PASSAGE PROVIDED
Cell survival of L929 cells in a MTT test after exposure to RM-OBA materials was measured. Data are expressed as a percentage of the control cultures. Cell survival rates were calculated from independent experimental cultures.
Cell Morphology Evaluation
Morphological alteration of L929 was observed directly using an inverted microscope (TS100 Nikon Eclipse, Tokyo, Japan) (10× magnification) and photographed by a Nikon camera.
RESULTS
Descriptive data of cell survival rates for each group are given in Table 2 and Figure 1. There were significant differences among RM-OBA in terms of cell survival percentage (P < .001).
Table 2.
The Cell Viability Percentages by 3-(4,5-Dimethyl-Thiazol-2-yl)-2,5-Diphenyl-Tetrazolium Bromide (MTT) Assay
Figure 1.
Descriptive values of cell viability by MTT assay.
All tested materials showed a significantly decreased cell survival percentage when compared to the control group (P < .001). In general, the rank order with respect to cytotoxicity was found to be as follows: Multi-Cure GIC (35.68% ± 12.47%) < Bisco Ortho Band (75.91% ± 12.47%) < Transbond Plus (78.86% ± 13.03%). Multi-Cure GIC had a statistically significantly smaller effect on cell survival and growth as compared to other adhesive systems and control groups (P < .001). Although there are no statistically significant differences between Bisco Ortho Band and Transbond Plus (P > .05), both of them were cytotoxic when compare to the control group (P < .001).
Morphological Assessment
Figures 2–5 show the characteristic appearance of the cell cultures with the use of media containing the materials tested, including normal, altered, and dead cells, as well as the individual cell density.
Figure 2.
Cultured L929 cells for control group.

DATA EXTRACTS
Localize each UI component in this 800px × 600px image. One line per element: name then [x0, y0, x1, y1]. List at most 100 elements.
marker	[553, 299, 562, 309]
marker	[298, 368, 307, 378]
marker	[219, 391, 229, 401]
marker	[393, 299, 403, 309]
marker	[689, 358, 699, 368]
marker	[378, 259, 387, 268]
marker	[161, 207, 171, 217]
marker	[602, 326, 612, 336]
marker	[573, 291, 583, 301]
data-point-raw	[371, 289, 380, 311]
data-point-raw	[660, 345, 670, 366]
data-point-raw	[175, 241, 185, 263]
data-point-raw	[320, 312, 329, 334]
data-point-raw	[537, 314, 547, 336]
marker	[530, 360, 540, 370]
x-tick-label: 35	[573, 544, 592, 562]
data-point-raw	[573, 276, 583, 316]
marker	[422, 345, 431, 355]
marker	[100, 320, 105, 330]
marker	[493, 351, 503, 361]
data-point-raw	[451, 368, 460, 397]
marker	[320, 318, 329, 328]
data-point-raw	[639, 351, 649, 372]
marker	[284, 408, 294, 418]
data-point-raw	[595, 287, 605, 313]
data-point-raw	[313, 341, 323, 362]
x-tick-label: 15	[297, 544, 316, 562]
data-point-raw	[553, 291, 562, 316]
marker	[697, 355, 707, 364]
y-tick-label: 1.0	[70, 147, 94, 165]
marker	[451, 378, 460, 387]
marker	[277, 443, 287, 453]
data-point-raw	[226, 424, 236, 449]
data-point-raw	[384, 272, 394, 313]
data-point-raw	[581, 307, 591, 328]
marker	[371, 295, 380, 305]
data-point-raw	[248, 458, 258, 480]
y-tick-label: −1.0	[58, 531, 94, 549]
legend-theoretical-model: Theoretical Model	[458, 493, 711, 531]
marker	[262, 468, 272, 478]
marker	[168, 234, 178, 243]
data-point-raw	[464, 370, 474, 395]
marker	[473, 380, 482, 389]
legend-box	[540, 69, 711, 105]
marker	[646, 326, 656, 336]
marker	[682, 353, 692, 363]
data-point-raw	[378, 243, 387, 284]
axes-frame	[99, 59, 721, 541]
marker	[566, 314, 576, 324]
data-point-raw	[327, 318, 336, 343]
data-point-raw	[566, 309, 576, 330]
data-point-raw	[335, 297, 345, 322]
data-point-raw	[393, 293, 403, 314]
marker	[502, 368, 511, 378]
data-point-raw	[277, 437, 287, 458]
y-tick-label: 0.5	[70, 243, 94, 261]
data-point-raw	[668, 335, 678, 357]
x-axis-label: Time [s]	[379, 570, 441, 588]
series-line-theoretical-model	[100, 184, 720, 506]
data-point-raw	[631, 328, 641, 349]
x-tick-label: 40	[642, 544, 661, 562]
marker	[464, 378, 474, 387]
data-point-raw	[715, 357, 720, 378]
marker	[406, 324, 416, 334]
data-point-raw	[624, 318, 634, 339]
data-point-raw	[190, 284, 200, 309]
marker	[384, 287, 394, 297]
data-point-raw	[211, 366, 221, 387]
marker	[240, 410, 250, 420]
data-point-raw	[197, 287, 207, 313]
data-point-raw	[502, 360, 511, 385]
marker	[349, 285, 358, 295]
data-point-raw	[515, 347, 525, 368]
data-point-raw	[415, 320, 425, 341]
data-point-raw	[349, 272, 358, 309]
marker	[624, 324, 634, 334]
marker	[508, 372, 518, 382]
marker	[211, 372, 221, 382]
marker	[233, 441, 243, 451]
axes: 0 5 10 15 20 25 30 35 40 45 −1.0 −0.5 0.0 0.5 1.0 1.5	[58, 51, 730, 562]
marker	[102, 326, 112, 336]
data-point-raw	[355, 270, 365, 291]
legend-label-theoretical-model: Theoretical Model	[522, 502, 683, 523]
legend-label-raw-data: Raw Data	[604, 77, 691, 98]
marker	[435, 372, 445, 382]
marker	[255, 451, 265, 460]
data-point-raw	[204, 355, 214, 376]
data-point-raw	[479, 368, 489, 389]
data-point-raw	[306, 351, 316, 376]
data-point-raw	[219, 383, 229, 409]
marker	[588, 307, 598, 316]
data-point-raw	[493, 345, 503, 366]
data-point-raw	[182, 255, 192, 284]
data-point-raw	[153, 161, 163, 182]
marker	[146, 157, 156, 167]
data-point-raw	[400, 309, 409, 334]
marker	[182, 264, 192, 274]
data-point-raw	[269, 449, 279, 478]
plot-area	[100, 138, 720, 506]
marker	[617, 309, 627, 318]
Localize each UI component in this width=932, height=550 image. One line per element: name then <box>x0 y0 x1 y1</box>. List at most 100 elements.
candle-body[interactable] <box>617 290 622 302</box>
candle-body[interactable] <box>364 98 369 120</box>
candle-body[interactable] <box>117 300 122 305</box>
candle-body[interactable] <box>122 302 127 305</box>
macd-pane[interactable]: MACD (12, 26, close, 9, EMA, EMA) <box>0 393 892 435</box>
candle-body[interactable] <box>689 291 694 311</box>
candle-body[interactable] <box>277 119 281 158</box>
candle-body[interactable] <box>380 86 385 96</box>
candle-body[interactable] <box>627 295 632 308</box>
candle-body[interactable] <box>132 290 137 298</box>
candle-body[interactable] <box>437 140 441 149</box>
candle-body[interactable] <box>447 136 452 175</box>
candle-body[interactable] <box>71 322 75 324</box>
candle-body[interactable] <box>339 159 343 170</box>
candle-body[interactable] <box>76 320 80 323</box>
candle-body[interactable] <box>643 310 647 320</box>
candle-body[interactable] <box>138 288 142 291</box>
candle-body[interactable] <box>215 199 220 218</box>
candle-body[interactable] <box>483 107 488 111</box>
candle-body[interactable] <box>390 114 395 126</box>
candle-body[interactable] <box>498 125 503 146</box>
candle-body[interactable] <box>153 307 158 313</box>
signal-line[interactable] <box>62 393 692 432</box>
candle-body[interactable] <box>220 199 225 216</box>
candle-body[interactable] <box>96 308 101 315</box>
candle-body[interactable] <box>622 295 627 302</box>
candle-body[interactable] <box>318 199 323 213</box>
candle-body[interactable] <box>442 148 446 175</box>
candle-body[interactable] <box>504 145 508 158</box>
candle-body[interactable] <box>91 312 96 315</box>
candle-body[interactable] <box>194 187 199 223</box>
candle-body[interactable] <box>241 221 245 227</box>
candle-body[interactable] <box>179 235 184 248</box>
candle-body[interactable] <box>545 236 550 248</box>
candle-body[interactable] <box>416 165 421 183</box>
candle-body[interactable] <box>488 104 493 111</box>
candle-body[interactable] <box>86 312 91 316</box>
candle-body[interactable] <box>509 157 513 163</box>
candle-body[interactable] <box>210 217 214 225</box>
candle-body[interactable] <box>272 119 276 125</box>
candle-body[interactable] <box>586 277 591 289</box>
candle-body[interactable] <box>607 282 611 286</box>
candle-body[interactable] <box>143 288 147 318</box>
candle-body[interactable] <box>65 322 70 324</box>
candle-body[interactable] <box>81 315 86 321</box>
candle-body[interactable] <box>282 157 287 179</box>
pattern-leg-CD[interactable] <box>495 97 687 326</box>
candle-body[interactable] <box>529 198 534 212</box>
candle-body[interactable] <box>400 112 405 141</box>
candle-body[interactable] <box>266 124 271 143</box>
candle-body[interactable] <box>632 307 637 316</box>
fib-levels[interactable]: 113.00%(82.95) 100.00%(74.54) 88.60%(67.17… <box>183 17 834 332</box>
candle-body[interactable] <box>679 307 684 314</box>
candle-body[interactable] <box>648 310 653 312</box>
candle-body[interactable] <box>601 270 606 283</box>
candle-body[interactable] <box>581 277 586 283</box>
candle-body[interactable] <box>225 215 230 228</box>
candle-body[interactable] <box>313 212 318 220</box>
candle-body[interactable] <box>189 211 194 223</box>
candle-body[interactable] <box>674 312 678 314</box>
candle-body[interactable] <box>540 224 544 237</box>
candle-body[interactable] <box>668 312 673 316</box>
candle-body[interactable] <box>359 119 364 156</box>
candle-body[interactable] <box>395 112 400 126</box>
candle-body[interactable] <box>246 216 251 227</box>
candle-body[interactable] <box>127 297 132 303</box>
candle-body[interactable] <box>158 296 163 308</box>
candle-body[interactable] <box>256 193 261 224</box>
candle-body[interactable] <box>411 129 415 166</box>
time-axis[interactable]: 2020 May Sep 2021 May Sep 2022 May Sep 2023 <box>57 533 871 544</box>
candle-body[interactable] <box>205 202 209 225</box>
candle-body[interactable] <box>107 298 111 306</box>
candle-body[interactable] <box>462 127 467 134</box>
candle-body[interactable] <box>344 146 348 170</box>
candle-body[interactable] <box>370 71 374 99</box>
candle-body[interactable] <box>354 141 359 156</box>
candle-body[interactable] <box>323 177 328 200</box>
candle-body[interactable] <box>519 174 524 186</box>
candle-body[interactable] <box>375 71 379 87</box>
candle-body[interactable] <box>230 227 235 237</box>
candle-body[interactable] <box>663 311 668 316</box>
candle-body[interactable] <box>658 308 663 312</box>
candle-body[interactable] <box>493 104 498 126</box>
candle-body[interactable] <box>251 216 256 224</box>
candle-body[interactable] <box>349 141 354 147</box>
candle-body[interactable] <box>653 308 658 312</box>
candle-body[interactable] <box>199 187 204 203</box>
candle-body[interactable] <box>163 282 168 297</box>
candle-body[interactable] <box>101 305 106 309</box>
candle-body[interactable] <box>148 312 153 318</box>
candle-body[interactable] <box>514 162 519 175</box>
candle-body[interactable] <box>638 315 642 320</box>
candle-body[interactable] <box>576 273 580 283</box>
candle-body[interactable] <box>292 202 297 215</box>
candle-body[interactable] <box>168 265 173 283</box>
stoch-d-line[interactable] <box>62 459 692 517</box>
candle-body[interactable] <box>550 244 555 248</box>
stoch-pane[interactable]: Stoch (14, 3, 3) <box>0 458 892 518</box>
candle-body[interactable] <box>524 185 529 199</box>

WORK INSTRUCTION 1
Write out the portion of the cytotoxicity passage that opens with the words "Descriptive values of" and closes with "compare to the control group (P < .001).", copying it word for word.
WORK INSTRUCTION 2
Answer these questions from the cytotoxicity passage:
(a) Which cell line was exposed to the materials?
(b) Which microscope was used to observe morphological alteration, and at what magnification?
(c) What P value is reported for the comparison between Bisco Ortho Band and Transbond Plus?

YOUR RESPONSE 1
Descriptive values of cell viability by MTT assay.
All tested materials showed a significantly decreased cell survival percentage when compared to the control group (P < .001). In general, the rank order with respect to cytotoxicity was found to be as follows: Multi-Cure GIC (35.68% ± 12.47%) < Bisco Ortho Band (75.91% ± 12.47%) < Transbond Plus (78.86% ± 13.03%). Multi-Cure GIC had a statistically significantly smaller effect on cell survival and growth as compared to other adhesive systems and control groups (P < .001). Although there are no statistically significant differences between Bisco Ortho Band and Transbond Plus (P > .05), both of them were cytotoxic when compare to the control group (P < .001).

YOUR RESPONSE 2
(a) L929 cells.
(b) An inverted microscope (TS100 Nikon Eclipse, Tokyo, Japan), at 10× magnification.
(c) P > .05.